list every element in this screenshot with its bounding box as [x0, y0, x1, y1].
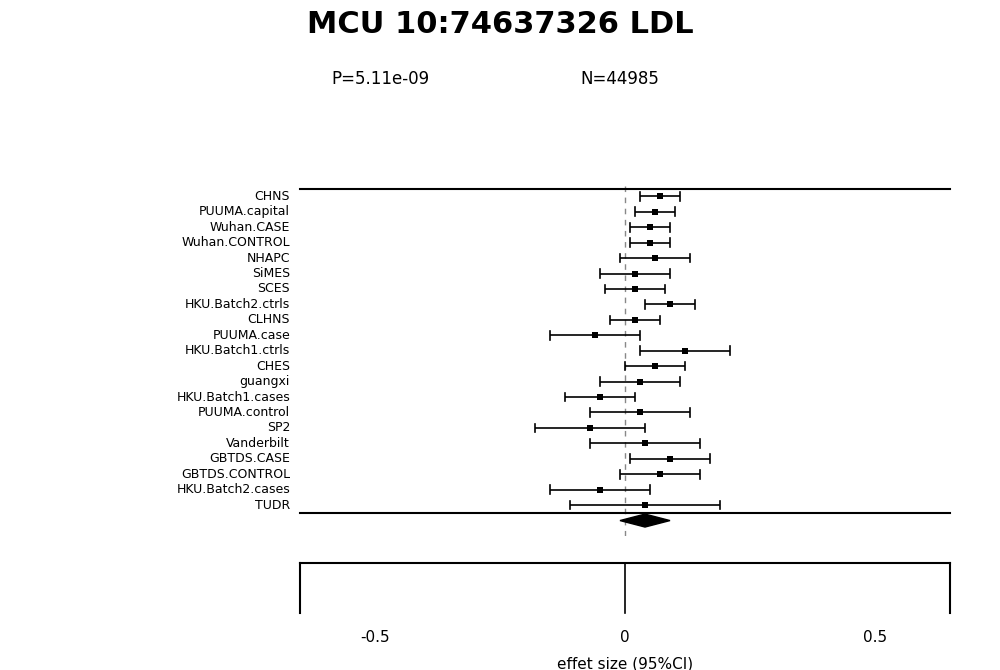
Text: SP2: SP2 [267, 421, 290, 434]
Text: CHNS: CHNS [254, 190, 290, 203]
Text: PUUMA.control: PUUMA.control [198, 406, 290, 419]
Text: CHES: CHES [256, 360, 290, 373]
Text: NHAPC: NHAPC [246, 252, 290, 265]
Text: PUUMA.case: PUUMA.case [212, 329, 290, 342]
Text: HKU.Batch2.cases: HKU.Batch2.cases [176, 483, 290, 496]
Text: N=44985: N=44985 [581, 70, 659, 88]
Polygon shape [620, 514, 670, 527]
Text: GBTDS.CONTROL: GBTDS.CONTROL [181, 468, 290, 481]
Text: Vanderbilt: Vanderbilt [226, 437, 290, 450]
Text: MCU 10:74637326 LDL: MCU 10:74637326 LDL [307, 10, 693, 39]
Text: HKU.Batch1.cases: HKU.Batch1.cases [176, 391, 290, 403]
Text: Wuhan.CASE: Wuhan.CASE [210, 220, 290, 234]
Text: 0.5: 0.5 [863, 630, 887, 645]
Text: HKU.Batch1.ctrls: HKU.Batch1.ctrls [185, 344, 290, 357]
Text: P=5.11e-09: P=5.11e-09 [331, 70, 429, 88]
Text: GBTDS.CASE: GBTDS.CASE [209, 452, 290, 465]
Text: Wuhan.CONTROL: Wuhan.CONTROL [181, 236, 290, 249]
Text: HKU.Batch2.ctrls: HKU.Batch2.ctrls [185, 298, 290, 311]
Text: CLHNS: CLHNS [248, 314, 290, 326]
Text: 0: 0 [620, 630, 630, 645]
Text: TUDR: TUDR [255, 498, 290, 512]
Text: PUUMA.capital: PUUMA.capital [199, 205, 290, 218]
Text: guangxi: guangxi [240, 375, 290, 388]
Text: SiMES: SiMES [252, 267, 290, 280]
Text: -0.5: -0.5 [360, 630, 390, 645]
Text: effet size (95%CI): effet size (95%CI) [557, 657, 693, 670]
Text: SCES: SCES [257, 283, 290, 295]
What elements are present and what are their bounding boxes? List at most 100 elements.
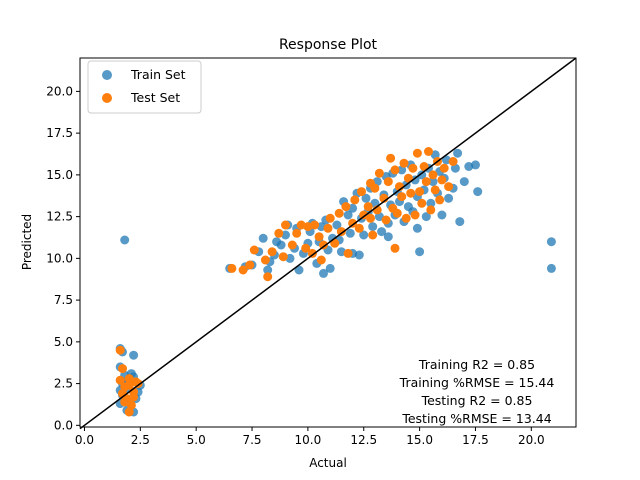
test-point — [341, 202, 351, 212]
test-point — [444, 182, 454, 192]
annotation-testing-rmse: Testing %RMSE = 13.44 — [401, 411, 551, 426]
train-point — [263, 265, 273, 275]
train-point — [368, 222, 378, 232]
train-point — [319, 268, 328, 278]
test-point — [390, 243, 400, 253]
y-tick-label: 15.0 — [46, 168, 73, 182]
test-point — [401, 213, 411, 223]
test-point — [325, 213, 335, 223]
train-point — [437, 210, 447, 220]
train-point — [453, 148, 463, 158]
legend-label-train: Train Set — [130, 67, 186, 82]
test-point — [131, 377, 141, 387]
test-point — [410, 210, 420, 220]
train-point — [120, 235, 130, 245]
test-point — [124, 407, 134, 417]
test-point — [386, 153, 396, 163]
train-point — [343, 210, 353, 220]
train-point — [258, 233, 268, 243]
plot-frame — [79, 57, 577, 428]
test-point — [424, 147, 433, 156]
train-point — [471, 160, 480, 170]
train-point — [415, 247, 425, 257]
test-point — [390, 165, 400, 175]
test-point — [334, 208, 344, 218]
annotation-training-rmse: Training %RMSE = 15.44 — [399, 375, 555, 390]
test-point — [357, 187, 366, 197]
test-point — [354, 223, 364, 233]
legend-marker-train — [102, 70, 112, 80]
train-point — [417, 170, 427, 180]
test-point — [415, 187, 425, 197]
test-point — [115, 345, 125, 355]
train-point — [383, 232, 393, 242]
test-point — [426, 205, 436, 215]
train-point — [421, 212, 431, 222]
annotation-training-r2: Training R2 = 0.85 — [418, 357, 535, 372]
x-tick-label: 17.5 — [462, 433, 489, 447]
train-point — [377, 227, 387, 237]
test-point — [417, 198, 427, 208]
test-point — [307, 248, 317, 258]
x-tick-label: 5.0 — [187, 433, 206, 447]
reference-line — [79, 57, 577, 430]
test-point — [419, 162, 429, 171]
train-point — [129, 350, 139, 360]
x-tick-label: 12.5 — [350, 433, 377, 447]
x-axis-ticks: 0.0 2.5 5.0 7.5 10.0 12.5 15.0 17.5 20.0 — [75, 427, 545, 447]
train-point — [359, 230, 369, 240]
train-point — [546, 237, 556, 247]
test-point — [120, 397, 130, 407]
train-point — [444, 193, 454, 203]
test-point — [316, 255, 326, 265]
y-tick-label: 5.0 — [54, 335, 73, 349]
test-point — [406, 188, 416, 198]
test-point — [403, 173, 413, 183]
test-point — [408, 163, 418, 173]
annotation-testing-r2: Testing R2 = 0.85 — [421, 393, 533, 408]
y-tick-label: 17.5 — [46, 126, 73, 140]
test-point — [359, 210, 369, 220]
test-point — [292, 228, 302, 238]
test-point — [336, 227, 346, 237]
test-point — [118, 364, 127, 374]
train-point — [272, 237, 282, 247]
test-point — [383, 177, 393, 187]
train-point — [345, 228, 355, 238]
y-tick-label: 20.0 — [46, 84, 73, 98]
legend-marker-test — [102, 93, 112, 103]
y-tick-label: 10.0 — [46, 251, 73, 265]
legend-label-test: Test Set — [130, 90, 180, 105]
test-point — [314, 232, 324, 242]
train-point — [325, 263, 335, 273]
train-point — [455, 217, 465, 227]
train-point — [294, 265, 304, 275]
test-point — [350, 195, 360, 205]
x-tick-label: 15.0 — [406, 433, 433, 447]
legend-box — [87, 60, 202, 114]
test-point — [374, 168, 384, 178]
test-point — [245, 260, 255, 270]
test-point — [392, 208, 402, 218]
train-point — [412, 223, 422, 233]
y-tick-label: 7.5 — [54, 293, 73, 307]
test-point — [430, 185, 440, 195]
test-point — [439, 163, 449, 173]
test-point — [310, 220, 320, 230]
test-point — [301, 243, 311, 253]
train-point — [428, 177, 438, 187]
test-point — [278, 252, 288, 262]
test-point — [238, 265, 248, 275]
y-tick-label: 0.0 — [54, 418, 73, 432]
metrics-annotation: Training R2 = 0.85 Training %RMSE = 15.4… — [399, 357, 555, 426]
test-point — [249, 245, 259, 255]
test-point — [363, 202, 373, 212]
y-tick-label: 2.5 — [54, 377, 73, 391]
test-point — [448, 157, 458, 166]
train-point — [361, 193, 371, 203]
test-point — [412, 148, 422, 158]
test-point — [330, 238, 340, 248]
test-point — [287, 240, 297, 250]
x-tick-label: 2.5 — [131, 433, 150, 447]
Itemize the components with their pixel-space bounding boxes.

§ Job:
Print every line above unchanged, but omit the pictures.

§ Solved exercise:
list every element in this screenshot with its bounding box as [x0, y0, x1, y1].
Text: SP2: SP2 [267, 421, 290, 434]
Text: CHNS: CHNS [254, 190, 290, 203]
Text: PUUMA.control: PUUMA.control [198, 406, 290, 419]
Text: CHES: CHES [256, 360, 290, 373]
Text: NHAPC: NHAPC [246, 252, 290, 265]
Text: PUUMA.case: PUUMA.case [212, 329, 290, 342]
Text: HKU.Batch2.cases: HKU.Batch2.cases [176, 483, 290, 496]
Text: N=44985: N=44985 [581, 70, 659, 88]
Polygon shape [620, 514, 670, 527]
Text: GBTDS.CONTROL: GBTDS.CONTROL [181, 468, 290, 481]
Text: Vanderbilt: Vanderbilt [226, 437, 290, 450]
Text: MCU 10:74637326 LDL: MCU 10:74637326 LDL [307, 10, 693, 39]
Text: HKU.Batch1.cases: HKU.Batch1.cases [176, 391, 290, 403]
Text: Wuhan.CASE: Wuhan.CASE [210, 220, 290, 234]
Text: 0.5: 0.5 [863, 630, 887, 645]
Text: HKU.Batch1.ctrls: HKU.Batch1.ctrls [185, 344, 290, 357]
Text: P=5.11e-09: P=5.11e-09 [331, 70, 429, 88]
Text: GBTDS.CASE: GBTDS.CASE [209, 452, 290, 465]
Text: Wuhan.CONTROL: Wuhan.CONTROL [181, 236, 290, 249]
Text: HKU.Batch2.ctrls: HKU.Batch2.ctrls [185, 298, 290, 311]
Text: CLHNS: CLHNS [248, 314, 290, 326]
Text: 0: 0 [620, 630, 630, 645]
Text: TUDR: TUDR [255, 498, 290, 512]
Text: PUUMA.capital: PUUMA.capital [199, 205, 290, 218]
Text: guangxi: guangxi [240, 375, 290, 388]
Text: SiMES: SiMES [252, 267, 290, 280]
Text: -0.5: -0.5 [360, 630, 390, 645]
Text: effet size (95%CI): effet size (95%CI) [557, 657, 693, 670]
Text: SCES: SCES [257, 283, 290, 295]
What elements are present and what are their bounding boxes? List at most 100 elements.
test-point — [341, 202, 351, 212]
test-point — [444, 182, 454, 192]
annotation-testing-rmse: Testing %RMSE = 13.44 — [401, 411, 551, 426]
train-point — [263, 265, 273, 275]
train-point — [368, 222, 378, 232]
train-point — [319, 268, 328, 278]
test-point — [390, 243, 400, 253]
y-tick-label: 15.0 — [46, 168, 73, 182]
test-point — [401, 213, 411, 223]
test-point — [325, 213, 335, 223]
train-point — [437, 210, 447, 220]
train-point — [453, 148, 463, 158]
legend-label-train: Train Set — [130, 67, 186, 82]
test-point — [131, 377, 141, 387]
test-point — [410, 210, 420, 220]
train-point — [120, 235, 130, 245]
test-point — [124, 407, 134, 417]
test-point — [386, 153, 396, 163]
train-point — [343, 210, 353, 220]
train-point — [258, 233, 268, 243]
plot-frame — [79, 57, 577, 428]
test-point — [424, 147, 433, 156]
train-point — [471, 160, 480, 170]
train-point — [415, 247, 425, 257]
test-point — [390, 165, 400, 175]
test-point — [334, 208, 344, 218]
annotation-training-rmse: Training %RMSE = 15.44 — [399, 375, 555, 390]
test-point — [357, 187, 366, 197]
test-point — [354, 223, 364, 233]
legend-marker-train — [102, 70, 112, 80]
train-point — [417, 170, 427, 180]
test-point — [415, 187, 425, 197]
test-point — [115, 345, 125, 355]
train-point — [383, 232, 393, 242]
test-point — [426, 205, 436, 215]
train-point — [421, 212, 431, 222]
annotation-training-r2: Training R2 = 0.85 — [418, 357, 535, 372]
x-tick-label: 17.5 — [462, 433, 489, 447]
train-point — [377, 227, 387, 237]
test-point — [417, 198, 427, 208]
test-point — [307, 248, 317, 258]
x-tick-label: 5.0 — [187, 433, 206, 447]
reference-line — [79, 57, 577, 430]
test-point — [419, 162, 429, 171]
train-point — [129, 350, 139, 360]
x-tick-label: 12.5 — [350, 433, 377, 447]
x-axis-ticks: 0.0 2.5 5.0 7.5 10.0 12.5 15.0 17.5 20.0 — [75, 427, 545, 447]
train-point — [359, 230, 369, 240]
train-point — [546, 237, 556, 247]
test-point — [120, 397, 130, 407]
train-point — [444, 193, 454, 203]
test-point — [316, 255, 326, 265]
y-tick-label: 5.0 — [54, 335, 73, 349]
test-point — [406, 188, 416, 198]
test-point — [403, 173, 413, 183]
test-point — [408, 163, 418, 173]
annotation-testing-r2: Testing R2 = 0.85 — [421, 393, 533, 408]
y-tick-label: 17.5 — [46, 126, 73, 140]
test-point — [359, 210, 369, 220]
test-point — [292, 228, 302, 238]
test-point — [336, 227, 346, 237]
test-point — [118, 364, 127, 374]
train-point — [272, 237, 282, 247]
test-point — [383, 177, 393, 187]
train-point — [345, 228, 355, 238]
y-tick-label: 20.0 — [46, 84, 73, 98]
legend-marker-test — [102, 93, 112, 103]
y-tick-label: 10.0 — [46, 251, 73, 265]
legend-label-test: Test Set — [130, 90, 180, 105]
test-point — [314, 232, 324, 242]
train-point — [325, 263, 335, 273]
train-point — [455, 217, 465, 227]
train-point — [294, 265, 304, 275]
test-point — [350, 195, 360, 205]
x-tick-label: 15.0 — [406, 433, 433, 447]
legend-box — [87, 60, 202, 114]
test-point — [374, 168, 384, 178]
test-point — [245, 260, 255, 270]
test-point — [392, 208, 402, 218]
train-point — [412, 223, 422, 233]
y-tick-label: 7.5 — [54, 293, 73, 307]
test-point — [430, 185, 440, 195]
test-point — [439, 163, 449, 173]
test-point — [310, 220, 320, 230]
test-point — [301, 243, 311, 253]
train-point — [428, 177, 438, 187]
test-point — [278, 252, 288, 262]
test-point — [238, 265, 248, 275]
y-tick-label: 0.0 — [54, 418, 73, 432]
metrics-annotation: Training R2 = 0.85 Training %RMSE = 15.4… — [399, 357, 555, 426]
test-point — [249, 245, 259, 255]
test-point — [363, 202, 373, 212]
y-tick-label: 2.5 — [54, 377, 73, 391]
test-point — [448, 157, 458, 166]
train-point — [361, 193, 371, 203]
test-point — [412, 148, 422, 158]
test-point — [330, 238, 340, 248]
test-point — [287, 240, 297, 250]
x-tick-label: 2.5 — [131, 433, 150, 447]
Itemize the components with their pixel-space bounding boxes.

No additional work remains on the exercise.